→ **TASK TO CARRY OUT**: Select the lines below containing the word "kind".

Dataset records

--- START ---

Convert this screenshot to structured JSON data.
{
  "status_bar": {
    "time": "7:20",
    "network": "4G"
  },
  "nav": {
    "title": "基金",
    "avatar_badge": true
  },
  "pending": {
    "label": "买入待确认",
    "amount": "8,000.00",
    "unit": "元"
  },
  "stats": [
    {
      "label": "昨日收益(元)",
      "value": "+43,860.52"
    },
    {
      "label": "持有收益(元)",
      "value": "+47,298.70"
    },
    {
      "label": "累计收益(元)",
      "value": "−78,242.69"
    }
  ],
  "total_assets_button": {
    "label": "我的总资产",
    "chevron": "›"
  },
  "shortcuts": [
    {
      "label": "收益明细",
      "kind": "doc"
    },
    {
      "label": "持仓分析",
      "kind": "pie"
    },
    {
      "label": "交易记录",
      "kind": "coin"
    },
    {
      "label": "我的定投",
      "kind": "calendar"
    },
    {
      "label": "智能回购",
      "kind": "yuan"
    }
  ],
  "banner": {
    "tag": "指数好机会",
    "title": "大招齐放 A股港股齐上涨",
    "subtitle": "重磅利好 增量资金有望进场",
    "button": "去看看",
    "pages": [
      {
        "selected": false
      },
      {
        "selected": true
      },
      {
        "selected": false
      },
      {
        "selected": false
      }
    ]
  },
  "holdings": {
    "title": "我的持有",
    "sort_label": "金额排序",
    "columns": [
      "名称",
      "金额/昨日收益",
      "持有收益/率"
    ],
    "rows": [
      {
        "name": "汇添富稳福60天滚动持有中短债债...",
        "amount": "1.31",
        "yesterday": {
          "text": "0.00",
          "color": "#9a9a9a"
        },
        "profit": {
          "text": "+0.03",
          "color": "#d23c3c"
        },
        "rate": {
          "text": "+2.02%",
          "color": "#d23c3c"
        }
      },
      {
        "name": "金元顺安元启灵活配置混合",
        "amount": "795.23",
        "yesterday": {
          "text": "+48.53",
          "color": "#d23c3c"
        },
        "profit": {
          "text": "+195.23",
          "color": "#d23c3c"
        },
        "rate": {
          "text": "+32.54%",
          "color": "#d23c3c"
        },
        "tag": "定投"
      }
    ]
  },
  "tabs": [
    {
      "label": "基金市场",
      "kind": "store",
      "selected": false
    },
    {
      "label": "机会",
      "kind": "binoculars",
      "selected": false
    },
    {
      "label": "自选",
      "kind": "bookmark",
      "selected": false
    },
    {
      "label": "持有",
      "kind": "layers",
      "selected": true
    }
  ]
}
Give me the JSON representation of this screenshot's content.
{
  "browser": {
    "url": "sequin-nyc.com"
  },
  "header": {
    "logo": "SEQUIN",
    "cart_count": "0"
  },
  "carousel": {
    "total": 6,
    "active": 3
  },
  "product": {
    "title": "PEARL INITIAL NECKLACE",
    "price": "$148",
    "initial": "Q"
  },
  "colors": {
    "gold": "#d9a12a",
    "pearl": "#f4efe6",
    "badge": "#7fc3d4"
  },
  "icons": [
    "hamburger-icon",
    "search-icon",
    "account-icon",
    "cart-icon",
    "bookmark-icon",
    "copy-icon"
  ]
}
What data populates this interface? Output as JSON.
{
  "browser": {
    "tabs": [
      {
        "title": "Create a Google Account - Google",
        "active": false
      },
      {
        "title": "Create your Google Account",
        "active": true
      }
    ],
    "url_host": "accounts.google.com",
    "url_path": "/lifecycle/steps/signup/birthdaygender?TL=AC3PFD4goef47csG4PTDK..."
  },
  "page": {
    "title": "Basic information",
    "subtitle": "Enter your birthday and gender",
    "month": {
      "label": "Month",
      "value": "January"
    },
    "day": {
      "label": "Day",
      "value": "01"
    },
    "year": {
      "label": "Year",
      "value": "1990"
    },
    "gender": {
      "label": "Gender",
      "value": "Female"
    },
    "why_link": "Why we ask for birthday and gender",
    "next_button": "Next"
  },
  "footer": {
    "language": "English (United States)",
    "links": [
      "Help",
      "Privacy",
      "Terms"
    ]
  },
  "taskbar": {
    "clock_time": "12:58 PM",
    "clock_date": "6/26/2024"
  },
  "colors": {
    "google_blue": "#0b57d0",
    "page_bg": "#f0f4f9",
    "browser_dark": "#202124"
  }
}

--- END ---

→ **ANSWER TO THE EXERCISE**:
      "kind": "doc"
      "kind": "pie"
      "kind": "coin"
      "kind": "calendar"
      "kind": "yuan"
      "kind": "store",
      "kind": "binoculars",
      "kind": "bookmark",
      "kind": "layers",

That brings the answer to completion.